All entries must be repeated exactly; do not include the pictures.
***** Data lines *****
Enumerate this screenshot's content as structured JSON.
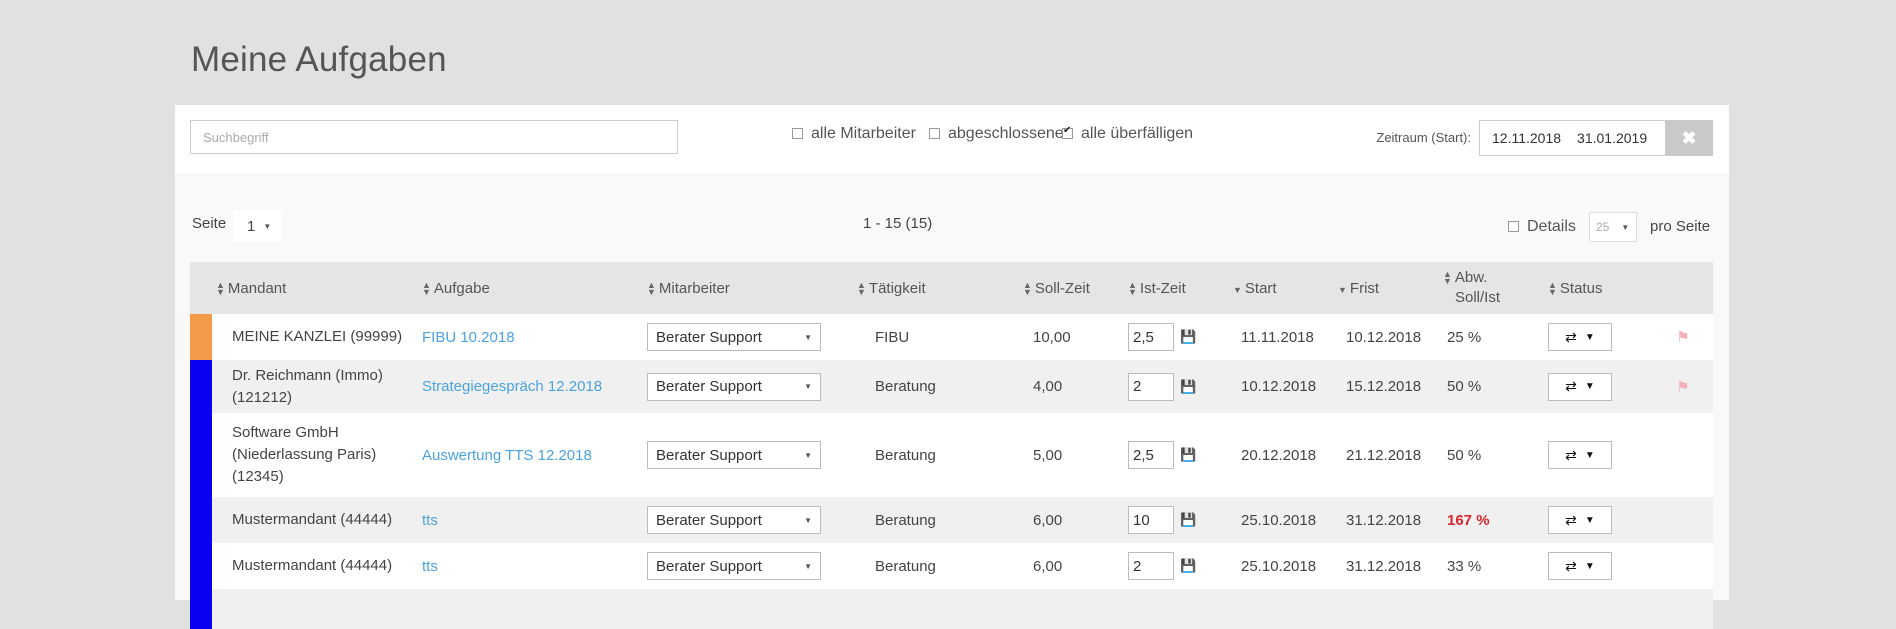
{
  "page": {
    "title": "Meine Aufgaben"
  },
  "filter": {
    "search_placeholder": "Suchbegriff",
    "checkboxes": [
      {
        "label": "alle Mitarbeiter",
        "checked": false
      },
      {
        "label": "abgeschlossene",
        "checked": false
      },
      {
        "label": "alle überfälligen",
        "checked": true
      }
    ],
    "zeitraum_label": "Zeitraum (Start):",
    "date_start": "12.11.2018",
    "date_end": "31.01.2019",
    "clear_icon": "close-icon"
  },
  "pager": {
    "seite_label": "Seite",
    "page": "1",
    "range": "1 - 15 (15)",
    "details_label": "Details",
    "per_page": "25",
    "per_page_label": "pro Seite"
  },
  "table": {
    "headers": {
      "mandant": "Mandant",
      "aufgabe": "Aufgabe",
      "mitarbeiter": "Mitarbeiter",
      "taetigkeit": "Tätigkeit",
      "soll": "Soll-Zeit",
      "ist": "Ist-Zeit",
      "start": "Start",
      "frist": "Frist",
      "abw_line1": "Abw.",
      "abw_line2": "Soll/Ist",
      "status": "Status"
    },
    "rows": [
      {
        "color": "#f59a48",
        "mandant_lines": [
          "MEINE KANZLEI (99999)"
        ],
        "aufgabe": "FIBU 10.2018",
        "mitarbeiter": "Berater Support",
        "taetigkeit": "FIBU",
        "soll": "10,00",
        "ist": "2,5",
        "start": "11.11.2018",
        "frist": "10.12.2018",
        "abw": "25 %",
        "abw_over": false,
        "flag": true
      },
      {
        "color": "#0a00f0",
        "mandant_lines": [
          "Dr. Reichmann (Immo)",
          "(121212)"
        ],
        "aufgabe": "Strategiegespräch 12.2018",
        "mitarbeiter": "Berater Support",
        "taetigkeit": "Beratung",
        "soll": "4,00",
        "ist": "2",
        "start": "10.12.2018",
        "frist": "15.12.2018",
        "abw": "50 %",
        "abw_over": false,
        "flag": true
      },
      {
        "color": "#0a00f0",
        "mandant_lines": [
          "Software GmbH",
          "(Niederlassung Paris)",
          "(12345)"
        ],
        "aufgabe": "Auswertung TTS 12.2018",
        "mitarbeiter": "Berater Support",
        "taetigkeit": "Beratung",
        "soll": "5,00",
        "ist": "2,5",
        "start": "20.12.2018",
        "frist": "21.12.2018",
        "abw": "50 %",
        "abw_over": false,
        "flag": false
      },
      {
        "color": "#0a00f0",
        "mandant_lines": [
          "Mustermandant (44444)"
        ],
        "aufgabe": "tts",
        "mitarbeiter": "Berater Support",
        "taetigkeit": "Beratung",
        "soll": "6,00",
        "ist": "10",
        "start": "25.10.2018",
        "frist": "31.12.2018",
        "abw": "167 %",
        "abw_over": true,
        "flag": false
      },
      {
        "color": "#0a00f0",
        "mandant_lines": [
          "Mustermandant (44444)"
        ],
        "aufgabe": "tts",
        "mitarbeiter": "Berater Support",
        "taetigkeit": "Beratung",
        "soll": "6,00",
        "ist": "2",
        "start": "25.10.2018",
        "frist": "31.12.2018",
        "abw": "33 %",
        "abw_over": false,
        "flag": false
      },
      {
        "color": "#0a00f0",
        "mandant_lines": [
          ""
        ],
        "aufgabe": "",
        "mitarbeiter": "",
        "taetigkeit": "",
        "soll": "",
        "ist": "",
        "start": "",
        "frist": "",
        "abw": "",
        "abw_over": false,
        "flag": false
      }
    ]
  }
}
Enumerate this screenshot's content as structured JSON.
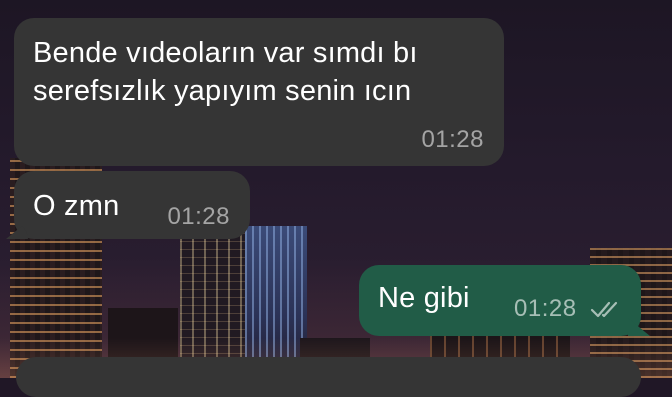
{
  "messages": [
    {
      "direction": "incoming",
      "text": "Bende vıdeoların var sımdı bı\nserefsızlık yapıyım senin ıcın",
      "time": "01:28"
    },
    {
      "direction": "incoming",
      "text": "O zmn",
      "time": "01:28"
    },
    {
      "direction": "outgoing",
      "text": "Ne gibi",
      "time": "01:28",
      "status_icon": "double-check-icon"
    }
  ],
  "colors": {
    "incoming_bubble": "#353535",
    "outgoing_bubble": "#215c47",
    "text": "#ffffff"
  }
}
*****
§ **Complete response**
Enumerate this screenshot's content as structured JSON.
{
  "page": {
    "title": "Meine Aufgaben"
  },
  "filter": {
    "search_placeholder": "Suchbegriff",
    "checkboxes": [
      {
        "label": "alle Mitarbeiter",
        "checked": false
      },
      {
        "label": "abgeschlossene",
        "checked": false
      },
      {
        "label": "alle überfälligen",
        "checked": true
      }
    ],
    "zeitraum_label": "Zeitraum (Start):",
    "date_start": "12.11.2018",
    "date_end": "31.01.2019",
    "clear_icon": "close-icon"
  },
  "pager": {
    "seite_label": "Seite",
    "page": "1",
    "range": "1 - 15 (15)",
    "details_label": "Details",
    "per_page": "25",
    "per_page_label": "pro Seite"
  },
  "table": {
    "headers": {
      "mandant": "Mandant",
      "aufgabe": "Aufgabe",
      "mitarbeiter": "Mitarbeiter",
      "taetigkeit": "Tätigkeit",
      "soll": "Soll-Zeit",
      "ist": "Ist-Zeit",
      "start": "Start",
      "frist": "Frist",
      "abw_line1": "Abw.",
      "abw_line2": "Soll/Ist",
      "status": "Status"
    },
    "rows": [
      {
        "color": "#f59a48",
        "mandant_lines": [
          "MEINE KANZLEI (99999)"
        ],
        "aufgabe": "FIBU 10.2018",
        "mitarbeiter": "Berater Support",
        "taetigkeit": "FIBU",
        "soll": "10,00",
        "ist": "2,5",
        "start": "11.11.2018",
        "frist": "10.12.2018",
        "abw": "25 %",
        "abw_over": false,
        "flag": true
      },
      {
        "color": "#0a00f0",
        "mandant_lines": [
          "Dr. Reichmann (Immo)",
          "(121212)"
        ],
        "aufgabe": "Strategiegespräch 12.2018",
        "mitarbeiter": "Berater Support",
        "taetigkeit": "Beratung",
        "soll": "4,00",
        "ist": "2",
        "start": "10.12.2018",
        "frist": "15.12.2018",
        "abw": "50 %",
        "abw_over": false,
        "flag": true
      },
      {
        "color": "#0a00f0",
        "mandant_lines": [
          "Software GmbH",
          "(Niederlassung Paris)",
          "(12345)"
        ],
        "aufgabe": "Auswertung TTS 12.2018",
        "mitarbeiter": "Berater Support",
        "taetigkeit": "Beratung",
        "soll": "5,00",
        "ist": "2,5",
        "start": "20.12.2018",
        "frist": "21.12.2018",
        "abw": "50 %",
        "abw_over": false,
        "flag": false
      },
      {
        "color": "#0a00f0",
        "mandant_lines": [
          "Mustermandant (44444)"
        ],
        "aufgabe": "tts",
        "mitarbeiter": "Berater Support",
        "taetigkeit": "Beratung",
        "soll": "6,00",
        "ist": "10",
        "start": "25.10.2018",
        "frist": "31.12.2018",
        "abw": "167 %",
        "abw_over": true,
        "flag": false
      },
      {
        "color": "#0a00f0",
        "mandant_lines": [
          "Mustermandant (44444)"
        ],
        "aufgabe": "tts",
        "mitarbeiter": "Berater Support",
        "taetigkeit": "Beratung",
        "soll": "6,00",
        "ist": "2",
        "start": "25.10.2018",
        "frist": "31.12.2018",
        "abw": "33 %",
        "abw_over": false,
        "flag": false
      },
      {
        "color": "#0a00f0",
        "mandant_lines": [
          ""
        ],
        "aufgabe": "",
        "mitarbeiter": "",
        "taetigkeit": "",
        "soll": "",
        "ist": "",
        "start": "",
        "frist": "",
        "abw": "",
        "abw_over": false,
        "flag": false
      }
    ]
  }
}
Enumerate this screenshot's content as structured JSON.
{
  "messages": [
    {
      "direction": "incoming",
      "text": "Bende vıdeoların var sımdı bı\nserefsızlık yapıyım senin ıcın",
      "time": "01:28"
    },
    {
      "direction": "incoming",
      "text": "O zmn",
      "time": "01:28"
    },
    {
      "direction": "outgoing",
      "text": "Ne gibi",
      "time": "01:28",
      "status_icon": "double-check-icon"
    }
  ],
  "colors": {
    "incoming_bubble": "#353535",
    "outgoing_bubble": "#215c47",
    "text": "#ffffff"
  }
}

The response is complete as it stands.